··· 本文 ···

北朝鮮を題材にしたコメディ映画「ザ・インタビュー」が、有料配信3日間で約18億円の売り上げを達成したことがニュースになりました。

サイバー攻撃騒動や公開中止の撤回など何かと話題が先行した作品でしたが、その後も売り上げは順調で商業的に大成功を収めました。

今回はその話題のソニーピクチャーズが制作したドラマ「ブレイキング・バッド」を紹介します。

最近の海外ドラマを語るときに必ず名前が上がる、全米に大ブームを巻き起こしたファン必見の傑作ドラマです。

最終回は1068万人がリアルタイム視聴

ブレイキング・バッドはソニーピクチャーズによって制作され、ケーブルチャンネルAMCによって放送されたテレビ人気シリーズ。

番組の開始当初は、主人公が中年の化学教師と一見地味な作品で、キャストなどの知名度も低かったため、あまり話題になっていない作品でした。

ですが放送開始後から視聴者などの口コミで反響が広がり、最終回に至ってはリアルタイム視聴数1068万を記録。

社会現象を起こすまでの大ヒットドラマに成長しました。

普通の化学教師が悪の道へ

タイトルの「Breaking Bad」は日本語に訳すると「悪に進んでいく」の意味。

主人公ウォルター・ホワイトは内気で温厚な化学教師で、貧しいながらも堅実に真面目な生活を送っている普通の中年教師。

その主人公がある日突然、自身が肺ガンに侵されていること医者に宣告されます。

余命わずかだと知ったウォルターは身重の妻と障害を持つ息子の為に、少しでも財産を残そうと考える。

そして自分の化学の知識を活かしたドラッグの密造に手を出し、そのことによって様々なトラブルに巻き込まれていきます。

生き残る為に変化していく主人公

この作品で特徴的なのが主人公ウォルター・ホワイト。どこにでもいる中年の化学教師を中心にストーリーが描かれていきます。

彼は自分の体がガンに侵され自分の命がそんなに長くないと悟ったとき、残されてしまう愛する家族の為にその命を使う決心をします。

その覚悟が良くも悪くも彼を大胆な行動へと突き動かす。ドラッグの密造に関わることで、今までとは全く違った世界に足を踏み入れるウォルター。

薬の売人やギャングたちと命をかけたやり取りを続けていくうちに、彼の中で何かが少しずつ変化していく。

どこにでもいる中年の男が、少しずつハードでタフに変化していく姿を描くストーリーでもあります。

一筋縄ではいかないバッドヒーロー

出てくる登場人物たちは主人公のウォルターをはじめ、皆どこか弱い面があったり感情に流されたり。

相棒のジェシーしても、金のためドラッグの密造に手を染めながら、生来の心根の優しさからどうしても悪に徹しきれない。

··· 資料一覧 ···

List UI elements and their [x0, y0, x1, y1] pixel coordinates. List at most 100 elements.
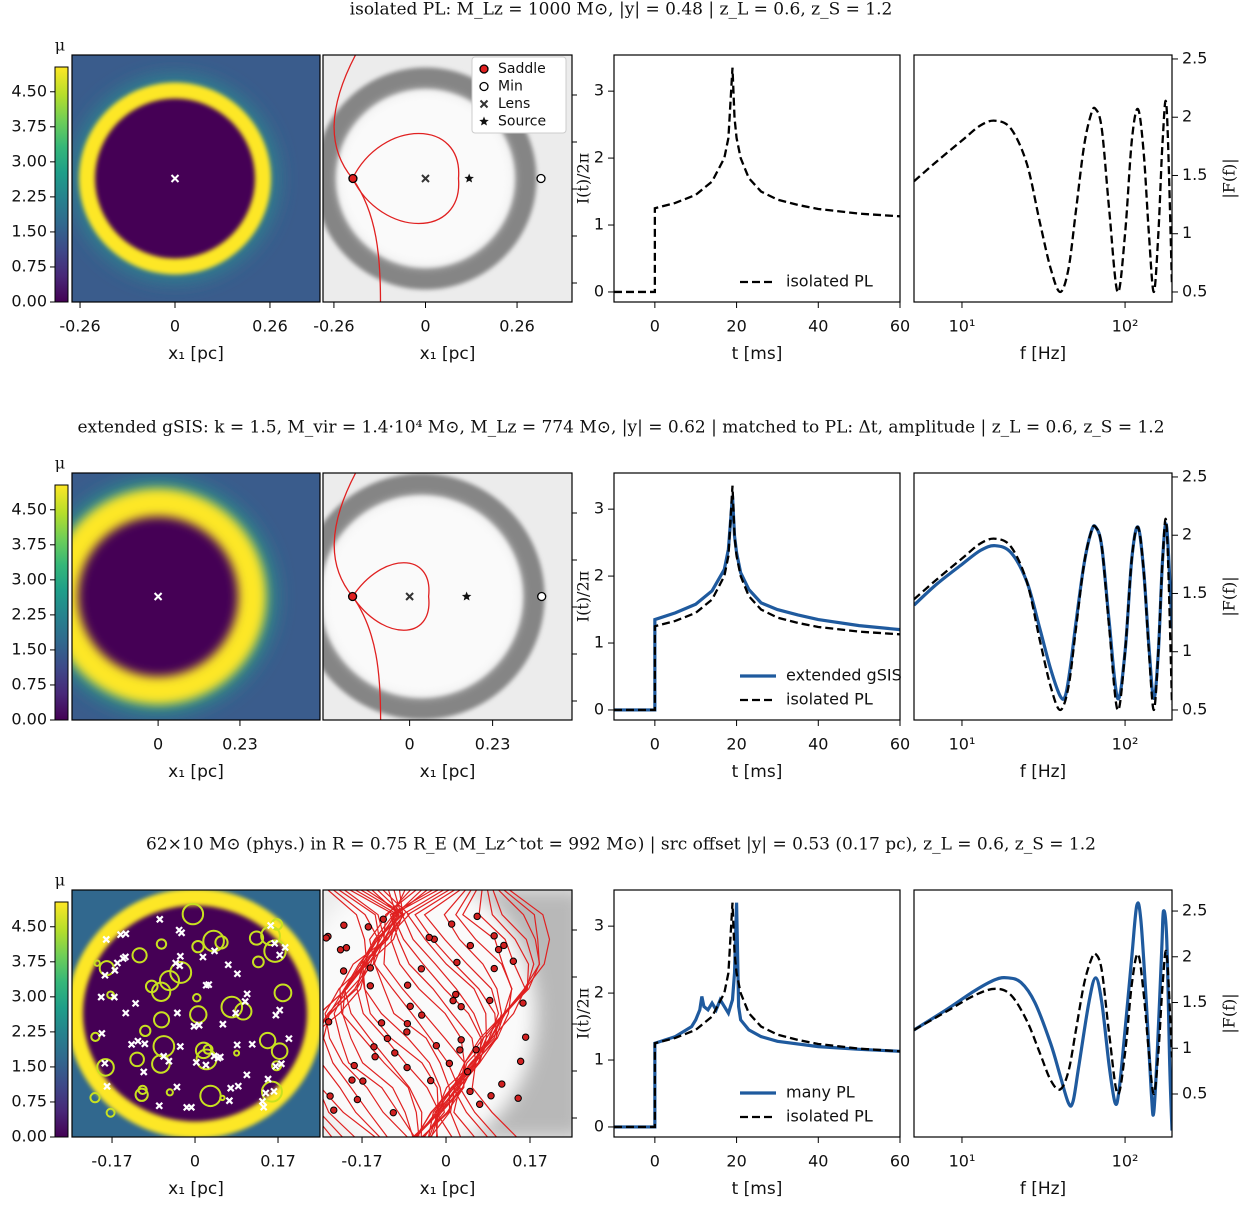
colorbar-tick-label: 0.00	[11, 710, 47, 729]
legend-marker	[479, 64, 489, 74]
lens-marker	[101, 1059, 109, 1068]
y-tick-label: 1.5	[1182, 165, 1207, 184]
contour	[362, 890, 439, 1137]
caustic	[270, 1042, 289, 1060]
colorbar-tick-label: 0.00	[11, 1127, 47, 1146]
frame	[322, 472, 573, 721]
lens-marker	[192, 1058, 201, 1067]
image-marker	[463, 1067, 472, 1076]
frame	[913, 889, 1173, 1138]
caustic	[189, 1005, 208, 1024]
y-tick-label: 0	[594, 699, 604, 718]
image-marker	[371, 1052, 379, 1061]
x-tick-label: 60	[890, 317, 910, 336]
caustic	[105, 1107, 116, 1118]
x-tick-label: 60	[890, 1152, 910, 1171]
series-line	[614, 485, 900, 712]
x-tick-label: 10¹	[949, 317, 976, 336]
y-tick-label: 1	[1182, 641, 1192, 660]
lens-marker	[187, 1103, 196, 1112]
core	[83, 905, 308, 1122]
lens-marker	[243, 990, 251, 998]
colorbar-label: μ	[55, 871, 65, 890]
x-tick-label: 0.26	[252, 317, 288, 336]
image-marker	[490, 932, 498, 940]
contour	[427, 890, 503, 1137]
y-tick-label: 1.5	[1182, 583, 1207, 602]
colorbar-tick-label: 4.50	[11, 499, 47, 518]
lens-marker	[134, 1037, 142, 1045]
image-marker	[379, 915, 388, 923]
x-tick-label: 0.23	[222, 735, 258, 754]
x-tick-label: 10²	[1112, 735, 1139, 754]
x-axis-label: x₁ [pc]	[168, 762, 224, 782]
y-tick-label: 1	[1182, 223, 1192, 242]
frame	[71, 889, 321, 1138]
lens-marker	[176, 952, 185, 961]
image-marker	[366, 964, 375, 972]
image-marker	[487, 1092, 495, 1100]
lens-marker	[119, 954, 128, 963]
contour	[449, 890, 530, 1137]
image-marker	[403, 1028, 411, 1036]
contour	[339, 890, 420, 1137]
x-tick-label: 10¹	[949, 735, 976, 754]
colorbar-tick-label: 0.75	[11, 1091, 47, 1110]
contour	[323, 890, 380, 1137]
y-tick-label: 2.5	[1182, 48, 1207, 67]
caustic	[155, 938, 168, 950]
image-marker	[466, 941, 475, 950]
lens-marker	[226, 1084, 235, 1092]
contour	[323, 890, 404, 1137]
image-marker	[403, 1063, 411, 1072]
contour	[390, 890, 465, 1137]
contour	[415, 890, 500, 1137]
lens-marker	[270, 1087, 278, 1096]
caustic	[271, 1060, 283, 1072]
legend-label: many PL	[786, 1083, 855, 1102]
x-tick-label: 0	[650, 735, 660, 754]
lens-marker	[173, 1083, 181, 1091]
series-line	[614, 495, 900, 712]
image-marker	[366, 982, 375, 990]
x-tick-label: 0	[650, 1152, 660, 1171]
image-marker	[330, 1106, 338, 1114]
lens-marker	[248, 1040, 256, 1049]
lens-marker	[121, 1009, 130, 1017]
image-marker	[425, 933, 433, 942]
legend-label: isolated PL	[786, 690, 873, 709]
caustic	[139, 1024, 152, 1038]
y-tick-label: 2	[1182, 107, 1192, 126]
y-axis-label: |F(f)|	[1220, 993, 1239, 1033]
frame	[913, 472, 1173, 721]
colorbar-tick-label: 0.75	[11, 674, 47, 693]
x-axis-label: x₁ [pc]	[168, 1179, 224, 1199]
lens-marker	[195, 1021, 203, 1029]
caustic	[191, 939, 205, 954]
image-marker	[326, 1092, 334, 1100]
image-marker	[339, 967, 348, 975]
marker	[153, 592, 163, 601]
series-line	[614, 902, 900, 1129]
image-marker	[498, 1080, 506, 1088]
lens-marker	[190, 1022, 198, 1031]
legend: extended gSIS isolated PL	[740, 666, 902, 709]
caustic	[192, 993, 202, 1003]
lens-marker	[204, 980, 213, 989]
frame	[613, 472, 901, 721]
image-marker	[417, 965, 426, 973]
image-marker	[516, 1057, 525, 1066]
image-marker	[383, 1034, 392, 1043]
image-marker	[342, 944, 351, 952]
caustic	[96, 1058, 115, 1077]
caustic	[252, 955, 265, 969]
x-tick-label: 0.23	[475, 735, 511, 754]
y-tick-label: 1	[1182, 1038, 1192, 1057]
map	[72, 473, 320, 720]
inner	[323, 497, 521, 696]
y-tick-label: 2	[1182, 946, 1192, 965]
y-tick-label: 1	[594, 1050, 604, 1069]
lens-marker	[139, 1068, 148, 1076]
x-tick-label: 40	[808, 735, 828, 754]
lens-marker	[281, 943, 289, 952]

···

→ **出題**:
ドラマ「ブレイキング・バッド」の紹介文を、最後の文の後から書き継いでください。

→ **解答**:
彼らは自身の悪行と良心の間で非常に苦しみます。

そういった登場人物の感情や想いが丁寧に掘り下げられており、一筋縄ではいかないバッドヒーローの姿が人間味溢れ、魅力的に描かれています。

次々と連鎖していく緻密に計算された脚本

海外ドラマでは、意味なく伏線だけガンガンに広げておいて、全部ほったらかしのまま終了といったことがたまにあります。

「結局あれは何だったんだ」と視聴者がポカーンといったことはこの作品に関してはありません。

作中で起こる出来事には全て意味があり、人々の行動や後々の出来事にも波及して次の事件をひき起こしていく、非常に練られた脚本になっています。

一つの出来事に登場人物たちが反応し事態がまた変化する。すべての出来事が綿密に連携をして物語を推し進める。

そのストーリーの連鎖反応に視聴者はどんどん引き込まれていき、話の続きが気になっていく秀逸な脚本です。

長編ドラマだからこそ描ける世界

近年の海外ドラマ史上、傑作の一つであることは間違いないのですが、人を選ぶ作品でもあります。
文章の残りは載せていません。